Data records:
______

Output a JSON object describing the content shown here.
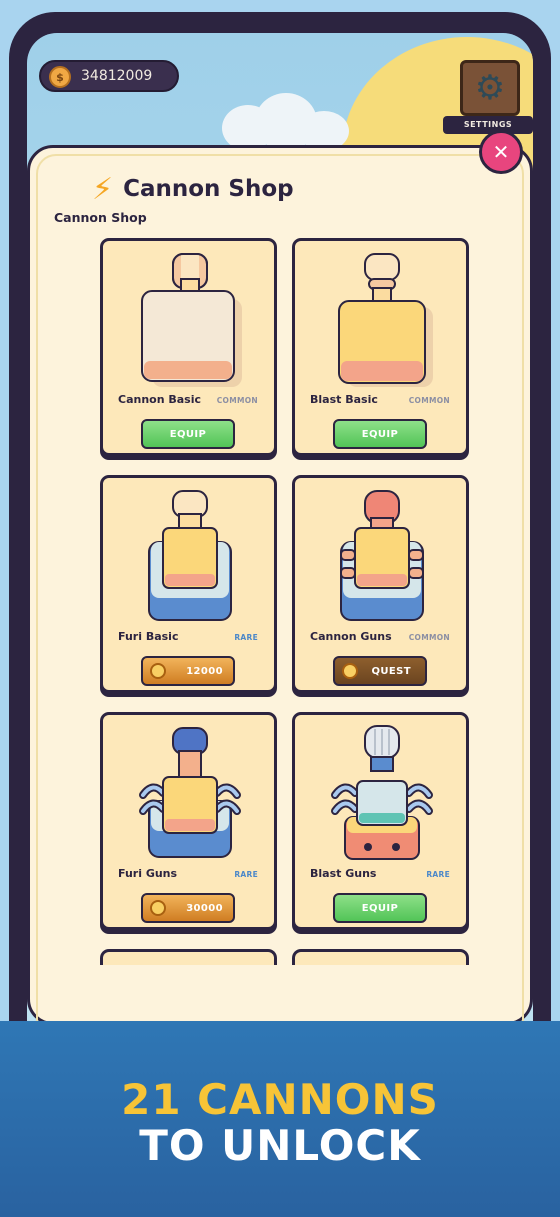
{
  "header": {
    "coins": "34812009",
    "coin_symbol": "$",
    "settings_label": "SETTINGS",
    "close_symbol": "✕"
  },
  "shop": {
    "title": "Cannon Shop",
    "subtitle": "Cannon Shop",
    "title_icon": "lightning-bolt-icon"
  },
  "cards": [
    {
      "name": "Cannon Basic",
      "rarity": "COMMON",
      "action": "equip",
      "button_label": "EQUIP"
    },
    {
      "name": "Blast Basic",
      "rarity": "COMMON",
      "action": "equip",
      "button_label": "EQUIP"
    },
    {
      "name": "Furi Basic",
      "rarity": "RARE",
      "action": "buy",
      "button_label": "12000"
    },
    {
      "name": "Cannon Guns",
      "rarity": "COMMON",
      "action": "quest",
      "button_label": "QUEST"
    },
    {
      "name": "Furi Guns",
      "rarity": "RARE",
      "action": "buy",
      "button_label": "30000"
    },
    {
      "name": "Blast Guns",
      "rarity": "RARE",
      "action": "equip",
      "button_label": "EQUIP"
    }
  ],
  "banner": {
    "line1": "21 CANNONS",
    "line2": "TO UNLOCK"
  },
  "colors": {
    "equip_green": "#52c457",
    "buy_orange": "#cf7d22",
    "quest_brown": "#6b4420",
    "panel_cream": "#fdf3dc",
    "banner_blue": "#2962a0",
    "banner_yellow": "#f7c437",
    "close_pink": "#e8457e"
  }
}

______

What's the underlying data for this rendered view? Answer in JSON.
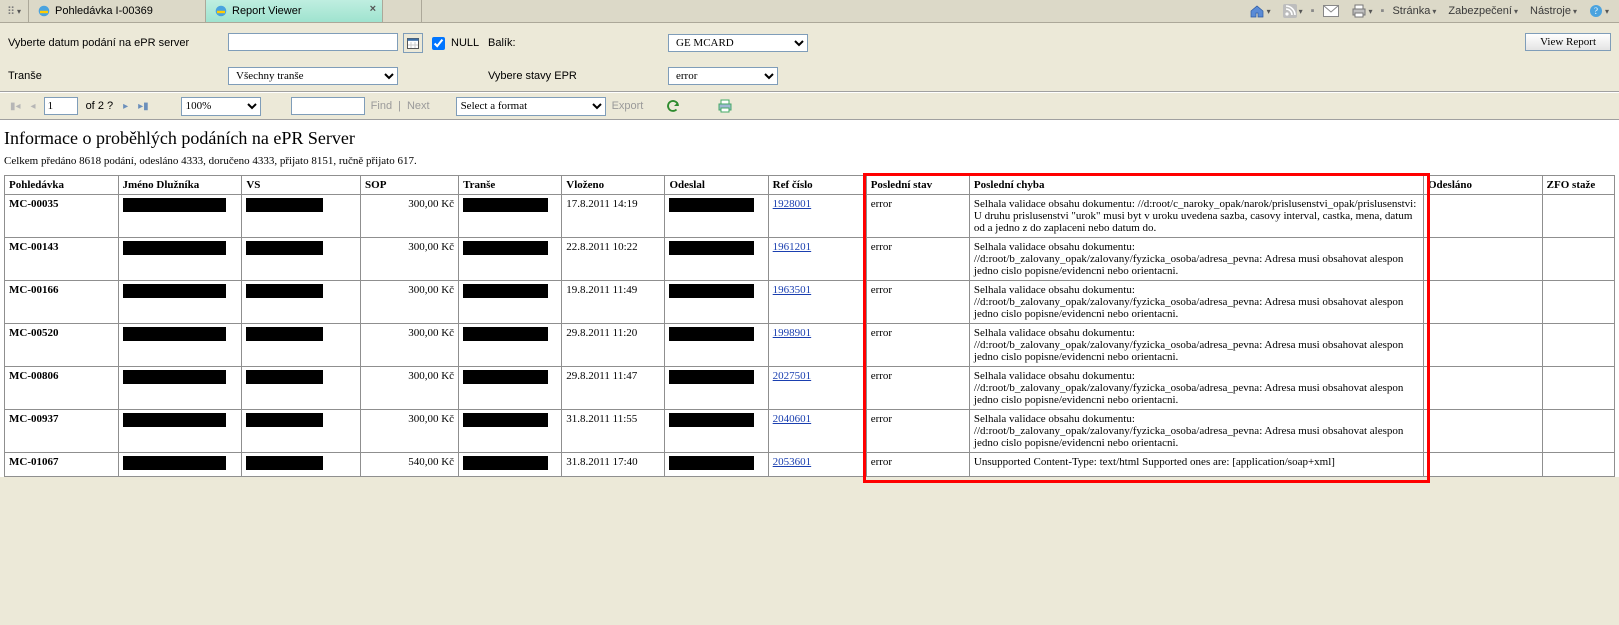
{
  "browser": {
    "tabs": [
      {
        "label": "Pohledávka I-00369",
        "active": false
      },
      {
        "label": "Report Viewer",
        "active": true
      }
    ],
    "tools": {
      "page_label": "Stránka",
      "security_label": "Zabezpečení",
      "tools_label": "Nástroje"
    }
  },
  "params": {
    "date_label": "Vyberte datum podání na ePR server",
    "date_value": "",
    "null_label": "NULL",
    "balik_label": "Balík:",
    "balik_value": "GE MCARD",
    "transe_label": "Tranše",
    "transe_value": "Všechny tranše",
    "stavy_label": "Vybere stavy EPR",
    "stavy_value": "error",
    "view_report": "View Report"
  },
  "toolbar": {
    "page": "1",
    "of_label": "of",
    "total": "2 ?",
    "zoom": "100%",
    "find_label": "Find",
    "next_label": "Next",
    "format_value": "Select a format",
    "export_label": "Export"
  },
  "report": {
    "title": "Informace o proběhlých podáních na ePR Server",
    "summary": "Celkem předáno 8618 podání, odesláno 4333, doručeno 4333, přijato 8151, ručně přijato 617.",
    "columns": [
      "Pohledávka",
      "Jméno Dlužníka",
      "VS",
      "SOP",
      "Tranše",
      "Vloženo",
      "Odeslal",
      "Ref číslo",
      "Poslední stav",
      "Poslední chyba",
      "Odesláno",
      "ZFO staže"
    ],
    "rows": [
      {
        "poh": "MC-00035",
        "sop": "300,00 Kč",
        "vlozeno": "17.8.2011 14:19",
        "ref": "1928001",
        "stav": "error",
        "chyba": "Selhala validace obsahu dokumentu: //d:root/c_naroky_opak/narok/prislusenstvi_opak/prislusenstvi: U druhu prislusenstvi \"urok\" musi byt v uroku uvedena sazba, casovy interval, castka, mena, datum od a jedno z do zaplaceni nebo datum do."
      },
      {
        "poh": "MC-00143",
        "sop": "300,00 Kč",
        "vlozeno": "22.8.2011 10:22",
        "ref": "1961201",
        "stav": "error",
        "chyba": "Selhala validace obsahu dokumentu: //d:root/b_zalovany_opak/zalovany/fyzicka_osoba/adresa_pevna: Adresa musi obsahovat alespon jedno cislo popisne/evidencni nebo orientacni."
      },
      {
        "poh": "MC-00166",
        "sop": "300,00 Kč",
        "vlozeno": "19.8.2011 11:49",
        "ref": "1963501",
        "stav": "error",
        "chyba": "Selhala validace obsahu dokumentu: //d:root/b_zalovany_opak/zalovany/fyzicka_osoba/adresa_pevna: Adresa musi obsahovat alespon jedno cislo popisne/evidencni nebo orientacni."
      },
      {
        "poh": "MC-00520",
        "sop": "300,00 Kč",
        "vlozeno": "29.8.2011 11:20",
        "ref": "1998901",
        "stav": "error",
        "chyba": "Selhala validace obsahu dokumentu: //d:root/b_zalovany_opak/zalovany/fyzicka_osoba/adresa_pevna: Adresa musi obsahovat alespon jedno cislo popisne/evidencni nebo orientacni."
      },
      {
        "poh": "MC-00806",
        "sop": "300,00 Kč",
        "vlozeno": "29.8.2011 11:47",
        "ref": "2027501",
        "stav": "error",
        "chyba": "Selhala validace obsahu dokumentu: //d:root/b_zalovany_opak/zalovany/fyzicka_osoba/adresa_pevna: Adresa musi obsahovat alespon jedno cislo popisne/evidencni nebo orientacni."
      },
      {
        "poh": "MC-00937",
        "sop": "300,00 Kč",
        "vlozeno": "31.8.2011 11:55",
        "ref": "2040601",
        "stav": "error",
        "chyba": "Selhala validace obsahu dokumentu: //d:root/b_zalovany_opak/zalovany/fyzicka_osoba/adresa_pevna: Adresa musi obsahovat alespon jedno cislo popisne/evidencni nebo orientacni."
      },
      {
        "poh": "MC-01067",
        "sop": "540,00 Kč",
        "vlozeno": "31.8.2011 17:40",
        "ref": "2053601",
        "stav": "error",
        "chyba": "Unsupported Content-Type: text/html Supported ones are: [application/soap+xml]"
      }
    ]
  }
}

______

• [Exercise task]:
Which lines include the word "Guns"? Copy every one of them.

• [Solution for this problem]:
      "name": "Cannon Guns",
      "name": "Furi Guns",
      "name": "Blast Guns",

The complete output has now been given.